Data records
* * * *
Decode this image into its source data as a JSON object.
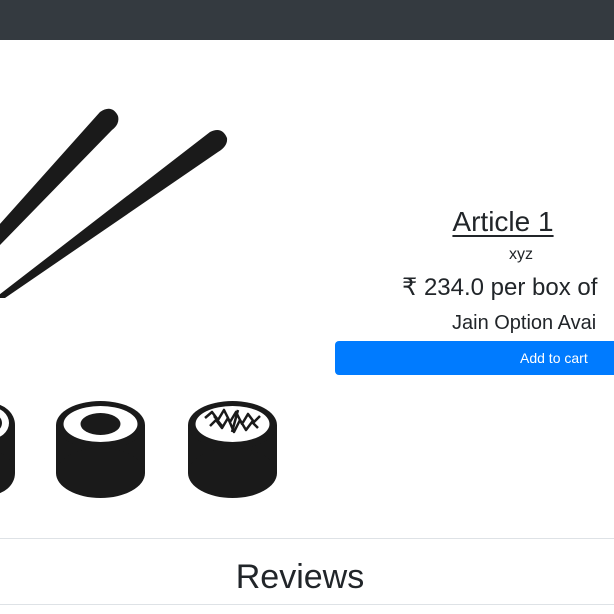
{
  "product": {
    "title": "Article 1",
    "subtitle": "xyz",
    "price": "₹ 234.0 per box of",
    "option": "Jain Option Avai",
    "add_to_cart_label": "Add to cart"
  },
  "reviews": {
    "heading": "Reviews"
  },
  "colors": {
    "navbar": "#343a40",
    "button": "#007bff"
  },
  "image": {
    "icon": "sushi-chopsticks-icon"
  }
}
* * * *
DIRECTIONS:
Nothing in the entries should change as you copy them, except that the pictures are left out.

RESULT:
Decode this image into its source data as a JSON object.
{
  "product": {
    "title": "Article 1",
    "subtitle": "xyz",
    "price": "₹ 234.0 per box of",
    "option": "Jain Option Avai",
    "add_to_cart_label": "Add to cart"
  },
  "reviews": {
    "heading": "Reviews"
  },
  "colors": {
    "navbar": "#343a40",
    "button": "#007bff"
  },
  "image": {
    "icon": "sushi-chopsticks-icon"
  }
}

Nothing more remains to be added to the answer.